Write out each line of the material again, word for word.

Records provided:
★ ★ ★ ★ ★ ★ ★
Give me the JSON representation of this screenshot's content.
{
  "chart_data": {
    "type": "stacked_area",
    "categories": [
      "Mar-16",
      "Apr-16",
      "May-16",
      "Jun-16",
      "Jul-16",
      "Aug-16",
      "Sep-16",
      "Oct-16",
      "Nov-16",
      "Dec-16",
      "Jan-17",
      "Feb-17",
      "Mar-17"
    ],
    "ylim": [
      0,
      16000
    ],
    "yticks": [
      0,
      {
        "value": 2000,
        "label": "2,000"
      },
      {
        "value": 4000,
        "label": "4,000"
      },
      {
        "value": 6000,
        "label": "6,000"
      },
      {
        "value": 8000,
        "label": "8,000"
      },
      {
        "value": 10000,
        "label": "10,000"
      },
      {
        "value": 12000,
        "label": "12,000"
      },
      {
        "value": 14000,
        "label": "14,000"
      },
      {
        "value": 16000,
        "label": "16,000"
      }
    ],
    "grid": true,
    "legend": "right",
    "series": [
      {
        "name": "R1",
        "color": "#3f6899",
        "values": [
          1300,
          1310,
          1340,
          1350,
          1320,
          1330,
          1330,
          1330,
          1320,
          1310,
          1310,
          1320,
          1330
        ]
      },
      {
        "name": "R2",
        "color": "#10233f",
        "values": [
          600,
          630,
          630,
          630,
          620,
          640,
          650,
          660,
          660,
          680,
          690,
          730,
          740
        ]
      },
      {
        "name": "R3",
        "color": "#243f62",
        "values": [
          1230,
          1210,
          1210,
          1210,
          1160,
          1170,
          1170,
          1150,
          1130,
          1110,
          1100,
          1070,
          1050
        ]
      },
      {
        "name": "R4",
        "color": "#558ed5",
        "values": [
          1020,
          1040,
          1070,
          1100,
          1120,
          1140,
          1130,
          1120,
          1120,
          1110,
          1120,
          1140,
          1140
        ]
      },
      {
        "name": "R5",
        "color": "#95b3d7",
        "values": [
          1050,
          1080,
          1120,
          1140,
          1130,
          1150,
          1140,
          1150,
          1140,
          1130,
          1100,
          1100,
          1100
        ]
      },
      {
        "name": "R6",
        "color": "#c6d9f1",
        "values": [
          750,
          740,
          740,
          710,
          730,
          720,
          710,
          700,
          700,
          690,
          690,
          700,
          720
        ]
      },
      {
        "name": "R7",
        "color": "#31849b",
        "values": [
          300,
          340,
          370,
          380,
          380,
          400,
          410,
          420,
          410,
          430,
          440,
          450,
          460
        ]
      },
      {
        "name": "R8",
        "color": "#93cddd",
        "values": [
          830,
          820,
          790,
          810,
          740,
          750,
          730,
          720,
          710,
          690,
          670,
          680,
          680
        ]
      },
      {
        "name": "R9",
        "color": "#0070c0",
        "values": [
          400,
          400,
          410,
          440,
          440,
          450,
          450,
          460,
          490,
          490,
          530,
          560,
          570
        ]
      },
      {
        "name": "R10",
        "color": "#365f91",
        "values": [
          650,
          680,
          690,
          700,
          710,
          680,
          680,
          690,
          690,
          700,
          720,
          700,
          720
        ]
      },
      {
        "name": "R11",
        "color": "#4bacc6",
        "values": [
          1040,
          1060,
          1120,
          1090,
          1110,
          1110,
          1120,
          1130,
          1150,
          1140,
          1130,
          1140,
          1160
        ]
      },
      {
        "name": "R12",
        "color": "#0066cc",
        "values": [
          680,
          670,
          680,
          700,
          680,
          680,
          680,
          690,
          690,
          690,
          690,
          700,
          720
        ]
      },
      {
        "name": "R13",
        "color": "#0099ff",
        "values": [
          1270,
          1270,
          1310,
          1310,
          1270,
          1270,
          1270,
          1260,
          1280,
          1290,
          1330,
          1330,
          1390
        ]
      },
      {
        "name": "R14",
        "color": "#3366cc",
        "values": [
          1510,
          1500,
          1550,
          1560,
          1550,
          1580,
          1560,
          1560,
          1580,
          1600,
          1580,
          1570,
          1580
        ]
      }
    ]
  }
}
★ ★ ★ ★ ★ ★ ★
Solution to the problem:
Give me the JSON representation of this screenshot's content.
{
  "chart_data": {
    "type": "stacked_area",
    "categories": [
      "Mar-16",
      "Apr-16",
      "May-16",
      "Jun-16",
      "Jul-16",
      "Aug-16",
      "Sep-16",
      "Oct-16",
      "Nov-16",
      "Dec-16",
      "Jan-17",
      "Feb-17",
      "Mar-17"
    ],
    "ylim": [
      0,
      16000
    ],
    "yticks": [
      0,
      {
        "value": 2000,
        "label": "2,000"
      },
      {
        "value": 4000,
        "label": "4,000"
      },
      {
        "value": 6000,
        "label": "6,000"
      },
      {
        "value": 8000,
        "label": "8,000"
      },
      {
        "value": 10000,
        "label": "10,000"
      },
      {
        "value": 12000,
        "label": "12,000"
      },
      {
        "value": 14000,
        "label": "14,000"
      },
      {
        "value": 16000,
        "label": "16,000"
      }
    ],
    "grid": true,
    "legend": "right",
    "series": [
      {
        "name": "R1",
        "color": "#3f6899",
        "values": [
          1300,
          1310,
          1340,
          1350,
          1320,
          1330,
          1330,
          1330,
          1320,
          1310,
          1310,
          1320,
          1330
        ]
      },
      {
        "name": "R2",
        "color": "#10233f",
        "values": [
          600,
          630,
          630,
          630,
          620,
          640,
          650,
          660,
          660,
          680,
          690,
          730,
          740
        ]
      },
      {
        "name": "R3",
        "color": "#243f62",
        "values": [
          1230,
          1210,
          1210,
          1210,
          1160,
          1170,
          1170,
          1150,
          1130,
          1110,
          1100,
          1070,
          1050
        ]
      },
      {
        "name": "R4",
        "color": "#558ed5",
        "values": [
          1020,
          1040,
          1070,
          1100,
          1120,
          1140,
          1130,
          1120,
          1120,
          1110,
          1120,
          1140,
          1140
        ]
      },
      {
        "name": "R5",
        "color": "#95b3d7",
        "values": [
          1050,
          1080,
          1120,
          1140,
          1130,
          1150,
          1140,
          1150,
          1140,
          1130,
          1100,
          1100,
          1100
        ]
      },
      {
        "name": "R6",
        "color": "#c6d9f1",
        "values": [
          750,
          740,
          740,
          710,
          730,
          720,
          710,
          700,
          700,
          690,
          690,
          700,
          720
        ]
      },
      {
        "name": "R7",
        "color": "#31849b",
        "values": [
          300,
          340,
          370,
          380,
          380,
          400,
          410,
          420,
          410,
          430,
          440,
          450,
          460
        ]
      },
      {
        "name": "R8",
        "color": "#93cddd",
        "values": [
          830,
          820,
          790,
          810,
          740,
          750,
          730,
          720,
          710,
          690,
          670,
          680,
          680
        ]
      },
      {
        "name": "R9",
        "color": "#0070c0",
        "values": [
          400,
          400,
          410,
          440,
          440,
          450,
          450,
          460,
          490,
          490,
          530,
          560,
          570
        ]
      },
      {
        "name": "R10",
        "color": "#365f91",
        "values": [
          650,
          680,
          690,
          700,
          710,
          680,
          680,
          690,
          690,
          700,
          720,
          700,
          720
        ]
      },
      {
        "name": "R11",
        "color": "#4bacc6",
        "values": [
          1040,
          1060,
          1120,
          1090,
          1110,
          1110,
          1120,
          1130,
          1150,
          1140,
          1130,
          1140,
          1160
        ]
      },
      {
        "name": "R12",
        "color": "#0066cc",
        "values": [
          680,
          670,
          680,
          700,
          680,
          680,
          680,
          690,
          690,
          690,
          690,
          700,
          720
        ]
      },
      {
        "name": "R13",
        "color": "#0099ff",
        "values": [
          1270,
          1270,
          1310,
          1310,
          1270,
          1270,
          1270,
          1260,
          1280,
          1290,
          1330,
          1330,
          1390
        ]
      },
      {
        "name": "R14",
        "color": "#3366cc",
        "values": [
          1510,
          1500,
          1550,
          1560,
          1550,
          1580,
          1560,
          1560,
          1580,
          1600,
          1580,
          1570,
          1580
        ]
      }
    ]
  }
}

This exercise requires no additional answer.